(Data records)
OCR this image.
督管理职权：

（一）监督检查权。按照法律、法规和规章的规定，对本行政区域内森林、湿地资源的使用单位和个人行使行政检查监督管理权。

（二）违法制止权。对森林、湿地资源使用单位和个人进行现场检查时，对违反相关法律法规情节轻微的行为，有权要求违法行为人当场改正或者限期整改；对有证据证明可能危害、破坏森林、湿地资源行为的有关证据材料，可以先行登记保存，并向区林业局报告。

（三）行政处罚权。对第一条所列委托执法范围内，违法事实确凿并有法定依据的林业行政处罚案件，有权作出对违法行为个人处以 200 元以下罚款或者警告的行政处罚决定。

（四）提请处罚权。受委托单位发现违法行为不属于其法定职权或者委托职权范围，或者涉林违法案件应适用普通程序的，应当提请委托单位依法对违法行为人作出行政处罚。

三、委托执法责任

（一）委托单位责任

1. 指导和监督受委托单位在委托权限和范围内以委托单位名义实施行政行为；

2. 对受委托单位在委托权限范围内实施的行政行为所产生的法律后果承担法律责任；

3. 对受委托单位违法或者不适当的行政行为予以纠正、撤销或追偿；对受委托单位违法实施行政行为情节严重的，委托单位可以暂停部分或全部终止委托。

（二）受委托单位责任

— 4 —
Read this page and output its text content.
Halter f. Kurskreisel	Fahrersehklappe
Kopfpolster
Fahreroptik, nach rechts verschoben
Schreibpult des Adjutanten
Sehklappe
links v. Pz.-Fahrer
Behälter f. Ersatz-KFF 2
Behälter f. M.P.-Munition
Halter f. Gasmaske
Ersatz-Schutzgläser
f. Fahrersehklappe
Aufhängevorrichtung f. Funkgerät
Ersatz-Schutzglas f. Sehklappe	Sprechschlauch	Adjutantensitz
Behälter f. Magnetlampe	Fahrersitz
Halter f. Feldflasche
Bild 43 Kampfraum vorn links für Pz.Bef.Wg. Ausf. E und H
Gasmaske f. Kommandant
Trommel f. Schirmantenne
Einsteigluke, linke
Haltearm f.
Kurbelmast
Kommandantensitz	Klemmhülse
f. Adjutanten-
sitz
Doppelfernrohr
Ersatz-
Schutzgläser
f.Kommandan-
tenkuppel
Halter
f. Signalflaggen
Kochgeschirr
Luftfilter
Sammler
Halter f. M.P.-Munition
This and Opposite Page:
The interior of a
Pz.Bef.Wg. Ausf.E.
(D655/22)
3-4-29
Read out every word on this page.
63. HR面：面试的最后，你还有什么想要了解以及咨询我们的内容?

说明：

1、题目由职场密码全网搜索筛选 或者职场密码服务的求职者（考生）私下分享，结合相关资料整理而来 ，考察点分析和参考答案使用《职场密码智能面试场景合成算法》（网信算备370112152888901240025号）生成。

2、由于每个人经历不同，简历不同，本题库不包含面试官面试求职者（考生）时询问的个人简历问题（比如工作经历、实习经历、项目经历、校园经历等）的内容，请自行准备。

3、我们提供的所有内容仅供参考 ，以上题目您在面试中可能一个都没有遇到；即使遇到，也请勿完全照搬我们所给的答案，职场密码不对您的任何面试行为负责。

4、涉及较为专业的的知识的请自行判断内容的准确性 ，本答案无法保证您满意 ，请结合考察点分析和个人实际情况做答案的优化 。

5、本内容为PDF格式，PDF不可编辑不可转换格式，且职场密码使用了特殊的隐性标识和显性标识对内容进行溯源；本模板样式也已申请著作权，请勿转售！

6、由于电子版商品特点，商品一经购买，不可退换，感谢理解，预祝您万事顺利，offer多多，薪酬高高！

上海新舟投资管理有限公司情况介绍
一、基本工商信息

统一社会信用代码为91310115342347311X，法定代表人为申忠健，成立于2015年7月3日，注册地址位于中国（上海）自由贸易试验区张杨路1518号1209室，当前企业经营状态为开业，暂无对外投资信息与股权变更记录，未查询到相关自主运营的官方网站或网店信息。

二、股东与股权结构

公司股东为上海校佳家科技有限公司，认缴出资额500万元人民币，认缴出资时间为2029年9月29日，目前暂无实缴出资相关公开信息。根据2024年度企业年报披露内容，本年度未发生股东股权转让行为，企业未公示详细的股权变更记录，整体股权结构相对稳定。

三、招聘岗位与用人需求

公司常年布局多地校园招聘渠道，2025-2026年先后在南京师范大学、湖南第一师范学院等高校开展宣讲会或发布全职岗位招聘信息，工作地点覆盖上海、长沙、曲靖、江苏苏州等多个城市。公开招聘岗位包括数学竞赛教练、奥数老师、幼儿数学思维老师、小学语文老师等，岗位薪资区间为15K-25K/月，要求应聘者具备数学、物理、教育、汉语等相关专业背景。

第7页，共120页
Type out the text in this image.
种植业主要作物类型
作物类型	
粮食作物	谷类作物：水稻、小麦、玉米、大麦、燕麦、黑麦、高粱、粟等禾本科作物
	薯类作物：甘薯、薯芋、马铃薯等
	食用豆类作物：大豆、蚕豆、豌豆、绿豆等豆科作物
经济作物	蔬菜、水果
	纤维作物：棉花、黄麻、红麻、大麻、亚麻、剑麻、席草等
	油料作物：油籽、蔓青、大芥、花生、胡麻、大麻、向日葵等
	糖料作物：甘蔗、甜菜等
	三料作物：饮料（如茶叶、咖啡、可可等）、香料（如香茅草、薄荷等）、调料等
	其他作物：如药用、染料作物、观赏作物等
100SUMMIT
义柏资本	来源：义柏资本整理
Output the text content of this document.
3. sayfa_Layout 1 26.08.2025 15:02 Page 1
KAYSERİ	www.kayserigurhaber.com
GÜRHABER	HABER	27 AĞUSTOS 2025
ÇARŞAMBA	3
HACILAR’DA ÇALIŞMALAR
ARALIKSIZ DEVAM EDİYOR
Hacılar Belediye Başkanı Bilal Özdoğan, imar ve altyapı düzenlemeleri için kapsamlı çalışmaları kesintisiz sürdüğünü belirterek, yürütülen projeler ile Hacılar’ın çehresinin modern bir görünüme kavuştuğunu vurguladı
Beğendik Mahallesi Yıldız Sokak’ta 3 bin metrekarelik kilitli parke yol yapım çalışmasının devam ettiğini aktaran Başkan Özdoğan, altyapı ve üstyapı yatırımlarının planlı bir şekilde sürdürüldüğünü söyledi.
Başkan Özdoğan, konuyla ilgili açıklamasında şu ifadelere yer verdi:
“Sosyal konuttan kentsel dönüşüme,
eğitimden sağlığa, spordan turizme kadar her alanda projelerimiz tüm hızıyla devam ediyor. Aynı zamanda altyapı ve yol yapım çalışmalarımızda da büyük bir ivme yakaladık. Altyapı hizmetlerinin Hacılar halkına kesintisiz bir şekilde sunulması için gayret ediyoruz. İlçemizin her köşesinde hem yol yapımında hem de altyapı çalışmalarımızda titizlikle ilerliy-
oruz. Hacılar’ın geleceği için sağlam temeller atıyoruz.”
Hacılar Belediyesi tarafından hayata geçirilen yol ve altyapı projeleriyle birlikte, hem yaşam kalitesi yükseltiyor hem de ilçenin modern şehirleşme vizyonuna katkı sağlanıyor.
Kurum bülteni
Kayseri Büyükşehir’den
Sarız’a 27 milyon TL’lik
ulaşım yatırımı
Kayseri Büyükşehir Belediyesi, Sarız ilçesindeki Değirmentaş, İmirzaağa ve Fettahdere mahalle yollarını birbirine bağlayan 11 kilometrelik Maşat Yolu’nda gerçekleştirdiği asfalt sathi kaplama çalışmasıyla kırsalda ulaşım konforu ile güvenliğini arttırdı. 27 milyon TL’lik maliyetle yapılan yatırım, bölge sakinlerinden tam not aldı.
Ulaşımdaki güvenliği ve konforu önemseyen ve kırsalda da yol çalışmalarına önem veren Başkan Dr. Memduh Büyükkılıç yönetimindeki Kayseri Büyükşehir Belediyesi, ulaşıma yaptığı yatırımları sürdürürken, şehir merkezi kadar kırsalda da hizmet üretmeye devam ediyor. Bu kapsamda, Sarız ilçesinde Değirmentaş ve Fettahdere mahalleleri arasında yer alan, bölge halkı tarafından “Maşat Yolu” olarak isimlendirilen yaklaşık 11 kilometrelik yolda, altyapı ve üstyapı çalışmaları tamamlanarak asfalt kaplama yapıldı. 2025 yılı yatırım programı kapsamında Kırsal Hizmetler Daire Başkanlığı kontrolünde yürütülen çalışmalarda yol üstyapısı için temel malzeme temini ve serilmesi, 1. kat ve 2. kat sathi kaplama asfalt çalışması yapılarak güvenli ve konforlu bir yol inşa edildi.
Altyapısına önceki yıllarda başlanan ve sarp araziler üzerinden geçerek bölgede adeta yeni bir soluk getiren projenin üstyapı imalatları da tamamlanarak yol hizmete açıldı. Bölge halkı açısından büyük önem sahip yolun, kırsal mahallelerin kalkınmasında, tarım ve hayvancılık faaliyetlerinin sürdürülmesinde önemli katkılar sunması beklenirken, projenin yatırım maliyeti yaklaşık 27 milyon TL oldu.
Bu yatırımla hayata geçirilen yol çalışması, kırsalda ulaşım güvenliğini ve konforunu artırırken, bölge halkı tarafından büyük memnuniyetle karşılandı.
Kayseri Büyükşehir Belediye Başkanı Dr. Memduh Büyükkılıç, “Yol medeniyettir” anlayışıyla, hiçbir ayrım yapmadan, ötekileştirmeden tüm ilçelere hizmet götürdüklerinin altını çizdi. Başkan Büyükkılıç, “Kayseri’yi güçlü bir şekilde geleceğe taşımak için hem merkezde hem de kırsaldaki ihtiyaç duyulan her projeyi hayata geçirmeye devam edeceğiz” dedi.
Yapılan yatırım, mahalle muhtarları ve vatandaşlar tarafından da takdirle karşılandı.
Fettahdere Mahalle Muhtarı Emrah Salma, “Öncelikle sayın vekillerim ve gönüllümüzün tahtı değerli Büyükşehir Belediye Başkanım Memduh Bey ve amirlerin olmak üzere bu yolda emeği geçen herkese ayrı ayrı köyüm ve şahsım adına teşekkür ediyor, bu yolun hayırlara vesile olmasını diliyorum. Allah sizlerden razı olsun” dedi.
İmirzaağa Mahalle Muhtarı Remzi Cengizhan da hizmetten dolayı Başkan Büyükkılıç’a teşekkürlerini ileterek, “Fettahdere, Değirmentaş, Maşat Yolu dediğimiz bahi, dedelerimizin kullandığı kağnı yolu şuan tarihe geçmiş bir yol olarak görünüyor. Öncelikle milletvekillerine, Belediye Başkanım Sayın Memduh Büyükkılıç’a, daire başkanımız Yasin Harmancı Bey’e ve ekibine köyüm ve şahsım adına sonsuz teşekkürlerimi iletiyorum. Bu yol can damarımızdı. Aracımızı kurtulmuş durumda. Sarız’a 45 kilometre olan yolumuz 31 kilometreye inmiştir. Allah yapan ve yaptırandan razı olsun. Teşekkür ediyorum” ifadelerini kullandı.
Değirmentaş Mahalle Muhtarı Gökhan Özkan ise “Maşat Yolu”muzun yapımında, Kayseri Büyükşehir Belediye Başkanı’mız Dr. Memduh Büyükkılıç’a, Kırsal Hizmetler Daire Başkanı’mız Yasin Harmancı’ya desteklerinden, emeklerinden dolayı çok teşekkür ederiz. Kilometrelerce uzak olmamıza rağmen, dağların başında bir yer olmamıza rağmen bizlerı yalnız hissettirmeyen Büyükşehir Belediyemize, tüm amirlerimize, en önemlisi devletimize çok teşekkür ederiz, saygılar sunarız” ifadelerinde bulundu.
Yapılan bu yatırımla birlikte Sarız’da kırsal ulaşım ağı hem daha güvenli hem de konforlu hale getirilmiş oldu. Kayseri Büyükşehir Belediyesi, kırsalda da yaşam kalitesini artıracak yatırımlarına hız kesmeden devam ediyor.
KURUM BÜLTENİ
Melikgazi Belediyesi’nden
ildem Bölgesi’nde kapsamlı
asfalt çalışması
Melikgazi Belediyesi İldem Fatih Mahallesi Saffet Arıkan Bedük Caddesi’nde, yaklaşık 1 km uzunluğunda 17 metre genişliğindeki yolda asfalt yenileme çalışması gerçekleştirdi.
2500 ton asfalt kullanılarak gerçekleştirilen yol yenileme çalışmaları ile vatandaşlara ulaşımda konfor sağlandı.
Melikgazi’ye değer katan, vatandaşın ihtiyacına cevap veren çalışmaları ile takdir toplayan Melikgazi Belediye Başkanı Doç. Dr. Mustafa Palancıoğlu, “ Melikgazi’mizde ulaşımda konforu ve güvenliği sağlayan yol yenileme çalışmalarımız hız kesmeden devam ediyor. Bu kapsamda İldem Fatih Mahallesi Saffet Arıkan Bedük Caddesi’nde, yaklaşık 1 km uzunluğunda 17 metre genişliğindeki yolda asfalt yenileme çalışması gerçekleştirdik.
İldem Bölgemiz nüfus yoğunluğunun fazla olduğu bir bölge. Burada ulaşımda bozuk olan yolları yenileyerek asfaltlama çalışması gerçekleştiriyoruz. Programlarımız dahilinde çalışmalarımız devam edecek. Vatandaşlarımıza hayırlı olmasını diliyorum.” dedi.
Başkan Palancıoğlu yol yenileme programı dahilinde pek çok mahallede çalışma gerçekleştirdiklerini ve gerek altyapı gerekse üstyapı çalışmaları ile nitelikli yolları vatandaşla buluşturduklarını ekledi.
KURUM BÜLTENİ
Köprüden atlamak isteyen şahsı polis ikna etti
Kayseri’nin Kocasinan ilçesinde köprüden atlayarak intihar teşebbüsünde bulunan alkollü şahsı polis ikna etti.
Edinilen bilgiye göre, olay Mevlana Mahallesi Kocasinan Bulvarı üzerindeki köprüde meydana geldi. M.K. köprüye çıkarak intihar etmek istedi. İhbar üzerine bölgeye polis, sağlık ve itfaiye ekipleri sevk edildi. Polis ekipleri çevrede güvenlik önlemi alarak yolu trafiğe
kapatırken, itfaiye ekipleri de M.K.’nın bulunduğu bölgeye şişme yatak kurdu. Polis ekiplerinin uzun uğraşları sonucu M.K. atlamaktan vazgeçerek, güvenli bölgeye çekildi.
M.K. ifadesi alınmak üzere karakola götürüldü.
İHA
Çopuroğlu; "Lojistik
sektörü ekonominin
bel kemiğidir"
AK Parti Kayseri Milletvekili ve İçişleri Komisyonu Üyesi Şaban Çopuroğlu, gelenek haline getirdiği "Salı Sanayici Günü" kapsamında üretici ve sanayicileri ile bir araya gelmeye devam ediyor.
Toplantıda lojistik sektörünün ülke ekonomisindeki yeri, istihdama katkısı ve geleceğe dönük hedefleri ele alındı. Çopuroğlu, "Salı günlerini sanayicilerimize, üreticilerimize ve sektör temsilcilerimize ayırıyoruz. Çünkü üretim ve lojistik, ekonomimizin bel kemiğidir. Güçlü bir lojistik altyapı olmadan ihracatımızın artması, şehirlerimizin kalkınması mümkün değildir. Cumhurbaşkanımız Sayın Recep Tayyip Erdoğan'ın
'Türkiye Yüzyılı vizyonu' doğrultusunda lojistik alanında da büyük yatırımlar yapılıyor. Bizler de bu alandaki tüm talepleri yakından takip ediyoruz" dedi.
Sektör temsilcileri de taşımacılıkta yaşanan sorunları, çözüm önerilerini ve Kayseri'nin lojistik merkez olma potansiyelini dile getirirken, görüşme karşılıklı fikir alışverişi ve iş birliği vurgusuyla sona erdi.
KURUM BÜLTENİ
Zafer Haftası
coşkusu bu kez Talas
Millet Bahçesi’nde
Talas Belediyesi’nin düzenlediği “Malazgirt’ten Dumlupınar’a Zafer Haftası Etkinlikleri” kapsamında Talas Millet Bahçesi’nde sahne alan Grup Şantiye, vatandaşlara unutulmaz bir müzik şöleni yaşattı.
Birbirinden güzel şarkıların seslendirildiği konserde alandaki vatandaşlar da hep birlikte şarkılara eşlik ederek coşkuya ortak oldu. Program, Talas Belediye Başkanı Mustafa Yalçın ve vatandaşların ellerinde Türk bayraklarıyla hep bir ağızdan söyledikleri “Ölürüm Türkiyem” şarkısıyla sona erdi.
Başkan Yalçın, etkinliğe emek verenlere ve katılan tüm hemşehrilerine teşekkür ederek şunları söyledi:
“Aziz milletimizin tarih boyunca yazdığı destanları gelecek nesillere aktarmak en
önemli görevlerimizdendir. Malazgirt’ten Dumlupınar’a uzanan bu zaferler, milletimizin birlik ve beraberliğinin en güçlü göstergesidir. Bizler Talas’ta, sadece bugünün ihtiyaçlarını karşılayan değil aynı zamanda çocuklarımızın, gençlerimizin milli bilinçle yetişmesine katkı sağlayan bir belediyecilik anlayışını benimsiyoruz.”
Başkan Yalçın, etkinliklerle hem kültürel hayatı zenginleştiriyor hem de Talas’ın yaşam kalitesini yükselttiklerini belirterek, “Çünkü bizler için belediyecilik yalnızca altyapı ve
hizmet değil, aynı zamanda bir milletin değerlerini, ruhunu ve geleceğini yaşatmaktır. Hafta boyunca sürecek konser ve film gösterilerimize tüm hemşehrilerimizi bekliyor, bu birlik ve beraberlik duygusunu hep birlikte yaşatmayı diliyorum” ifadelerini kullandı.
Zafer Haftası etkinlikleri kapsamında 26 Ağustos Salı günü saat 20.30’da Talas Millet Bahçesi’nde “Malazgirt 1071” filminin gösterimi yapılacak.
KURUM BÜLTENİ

### Set problem
Filter the entries and copy out every line with the word "Halter".

### Answer for this exercise
Halter f. Kurskreisel	Fahrersehklappe
Halter f. Gasmaske
Halter f. Feldflasche
Halter
Halter f. M.P.-Munition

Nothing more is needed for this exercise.